→ **Exercise goal**:
Return all the data below as it stands, minus the pictures.

### Given information

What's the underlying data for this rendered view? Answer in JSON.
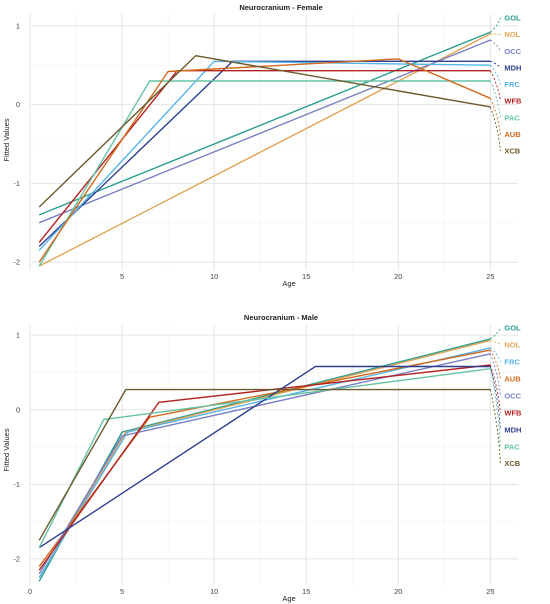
{
  "chart_data": [
    {
      "type": "line",
      "title": "Neurocranium - Female",
      "xlabel": "Age",
      "ylabel": "Fitted Values",
      "xlim": [
        0,
        26.5
      ],
      "ylim": [
        -2.1,
        1.15
      ],
      "xticks": [
        "5",
        "10",
        "15",
        "20",
        "25"
      ],
      "yticks": [
        "-2",
        "-1",
        "0",
        "1"
      ],
      "grid": true,
      "legend": "right, end-of-line labels",
      "series": [
        {
          "name": "GOL",
          "color": "#2a9d8f",
          "x": [
            0.5,
            25
          ],
          "y": [
            -1.4,
            0.92
          ]
        },
        {
          "name": "NOL",
          "color": "#e0a458",
          "x": [
            0.5,
            25
          ],
          "y": [
            -2.05,
            0.9
          ]
        },
        {
          "name": "OCC",
          "color": "#7b7fc4",
          "x": [
            0.5,
            25
          ],
          "y": [
            -1.5,
            0.82
          ]
        },
        {
          "name": "MDH",
          "color": "#2f3f8f",
          "x": [
            0.5,
            11,
            25
          ],
          "y": [
            -1.8,
            0.55,
            0.55
          ]
        },
        {
          "name": "FRC",
          "color": "#56b4e9",
          "x": [
            0.5,
            10,
            25
          ],
          "y": [
            -1.85,
            0.55,
            0.5
          ]
        },
        {
          "name": "WFB",
          "color": "#b22222",
          "x": [
            0.5,
            8,
            25
          ],
          "y": [
            -1.75,
            0.43,
            0.43
          ]
        },
        {
          "name": "PAC",
          "color": "#66c2a5",
          "x": [
            0.5,
            6.5,
            25
          ],
          "y": [
            -2.05,
            0.3,
            0.3
          ]
        },
        {
          "name": "AUB",
          "color": "#d2691e",
          "x": [
            0.5,
            7.5,
            20,
            25
          ],
          "y": [
            -2.0,
            0.42,
            0.58,
            0.08
          ]
        },
        {
          "name": "XCB",
          "color": "#6b5a2e",
          "x": [
            0.5,
            9,
            25
          ],
          "y": [
            -1.3,
            0.62,
            -0.03
          ]
        }
      ]
    },
    {
      "type": "line",
      "title": "Neurocranium - Male",
      "xlabel": "Age",
      "ylabel": "Fitted Values",
      "xlim": [
        0,
        26.5
      ],
      "ylim": [
        -2.35,
        1.15
      ],
      "xticks": [
        "0",
        "5",
        "10",
        "15",
        "20",
        "25"
      ],
      "yticks": [
        "-2",
        "-1",
        "0",
        "1"
      ],
      "grid": true,
      "legend": "right, end-of-line labels",
      "series": [
        {
          "name": "GOL",
          "color": "#2a9d8f",
          "x": [
            0.5,
            5,
            25
          ],
          "y": [
            -2.3,
            -0.3,
            0.95
          ]
        },
        {
          "name": "NOL",
          "color": "#e0a458",
          "x": [
            0.5,
            5.2,
            25
          ],
          "y": [
            -2.25,
            -0.3,
            0.93
          ]
        },
        {
          "name": "FRC",
          "color": "#56b4e9",
          "x": [
            0.5,
            5.3,
            25
          ],
          "y": [
            -2.25,
            -0.3,
            0.83
          ]
        },
        {
          "name": "AUB",
          "color": "#d2691e",
          "x": [
            0.5,
            6.5,
            25
          ],
          "y": [
            -2.1,
            -0.1,
            0.8
          ]
        },
        {
          "name": "OCC",
          "color": "#7b7fc4",
          "x": [
            0.5,
            5,
            25
          ],
          "y": [
            -2.2,
            -0.35,
            0.75
          ]
        },
        {
          "name": "WFB",
          "color": "#b22222",
          "x": [
            0.5,
            7,
            25
          ],
          "y": [
            -2.15,
            0.1,
            0.6
          ]
        },
        {
          "name": "MDH",
          "color": "#2f3f8f",
          "x": [
            0.5,
            15.5,
            25
          ],
          "y": [
            -1.85,
            0.58,
            0.58
          ]
        },
        {
          "name": "PAC",
          "color": "#66c2a5",
          "x": [
            0.5,
            4,
            25
          ],
          "y": [
            -1.85,
            -0.13,
            0.55
          ]
        },
        {
          "name": "XCB",
          "color": "#6b5a2e",
          "x": [
            0.5,
            5.2,
            25
          ],
          "y": [
            -1.75,
            0.27,
            0.27
          ]
        }
      ]
    }
  ]
}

######

→ **Task result**:
What's the underlying data for this rendered view? Answer in JSON.
{
  "chart_data": [
    {
      "type": "line",
      "title": "Neurocranium - Female",
      "xlabel": "Age",
      "ylabel": "Fitted Values",
      "xlim": [
        0,
        26.5
      ],
      "ylim": [
        -2.1,
        1.15
      ],
      "xticks": [
        "5",
        "10",
        "15",
        "20",
        "25"
      ],
      "yticks": [
        "-2",
        "-1",
        "0",
        "1"
      ],
      "grid": true,
      "legend": "right, end-of-line labels",
      "series": [
        {
          "name": "GOL",
          "color": "#2a9d8f",
          "x": [
            0.5,
            25
          ],
          "y": [
            -1.4,
            0.92
          ]
        },
        {
          "name": "NOL",
          "color": "#e0a458",
          "x": [
            0.5,
            25
          ],
          "y": [
            -2.05,
            0.9
          ]
        },
        {
          "name": "OCC",
          "color": "#7b7fc4",
          "x": [
            0.5,
            25
          ],
          "y": [
            -1.5,
            0.82
          ]
        },
        {
          "name": "MDH",
          "color": "#2f3f8f",
          "x": [
            0.5,
            11,
            25
          ],
          "y": [
            -1.8,
            0.55,
            0.55
          ]
        },
        {
          "name": "FRC",
          "color": "#56b4e9",
          "x": [
            0.5,
            10,
            25
          ],
          "y": [
            -1.85,
            0.55,
            0.5
          ]
        },
        {
          "name": "WFB",
          "color": "#b22222",
          "x": [
            0.5,
            8,
            25
          ],
          "y": [
            -1.75,
            0.43,
            0.43
          ]
        },
        {
          "name": "PAC",
          "color": "#66c2a5",
          "x": [
            0.5,
            6.5,
            25
          ],
          "y": [
            -2.05,
            0.3,
            0.3
          ]
        },
        {
          "name": "AUB",
          "color": "#d2691e",
          "x": [
            0.5,
            7.5,
            20,
            25
          ],
          "y": [
            -2.0,
            0.42,
            0.58,
            0.08
          ]
        },
        {
          "name": "XCB",
          "color": "#6b5a2e",
          "x": [
            0.5,
            9,
            25
          ],
          "y": [
            -1.3,
            0.62,
            -0.03
          ]
        }
      ]
    },
    {
      "type": "line",
      "title": "Neurocranium - Male",
      "xlabel": "Age",
      "ylabel": "Fitted Values",
      "xlim": [
        0,
        26.5
      ],
      "ylim": [
        -2.35,
        1.15
      ],
      "xticks": [
        "0",
        "5",
        "10",
        "15",
        "20",
        "25"
      ],
      "yticks": [
        "-2",
        "-1",
        "0",
        "1"
      ],
      "grid": true,
      "legend": "right, end-of-line labels",
      "series": [
        {
          "name": "GOL",
          "color": "#2a9d8f",
          "x": [
            0.5,
            5,
            25
          ],
          "y": [
            -2.3,
            -0.3,
            0.95
          ]
        },
        {
          "name": "NOL",
          "color": "#e0a458",
          "x": [
            0.5,
            5.2,
            25
          ],
          "y": [
            -2.25,
            -0.3,
            0.93
          ]
        },
        {
          "name": "FRC",
          "color": "#56b4e9",
          "x": [
            0.5,
            5.3,
            25
          ],
          "y": [
            -2.25,
            -0.3,
            0.83
          ]
        },
        {
          "name": "AUB",
          "color": "#d2691e",
          "x": [
            0.5,
            6.5,
            25
          ],
          "y": [
            -2.1,
            -0.1,
            0.8
          ]
        },
        {
          "name": "OCC",
          "color": "#7b7fc4",
          "x": [
            0.5,
            5,
            25
          ],
          "y": [
            -2.2,
            -0.35,
            0.75
          ]
        },
        {
          "name": "WFB",
          "color": "#b22222",
          "x": [
            0.5,
            7,
            25
          ],
          "y": [
            -2.15,
            0.1,
            0.6
          ]
        },
        {
          "name": "MDH",
          "color": "#2f3f8f",
          "x": [
            0.5,
            15.5,
            25
          ],
          "y": [
            -1.85,
            0.58,
            0.58
          ]
        },
        {
          "name": "PAC",
          "color": "#66c2a5",
          "x": [
            0.5,
            4,
            25
          ],
          "y": [
            -1.85,
            -0.13,
            0.55
          ]
        },
        {
          "name": "XCB",
          "color": "#6b5a2e",
          "x": [
            0.5,
            5.2,
            25
          ],
          "y": [
            -1.75,
            0.27,
            0.27
          ]
        }
      ]
    }
  ]
}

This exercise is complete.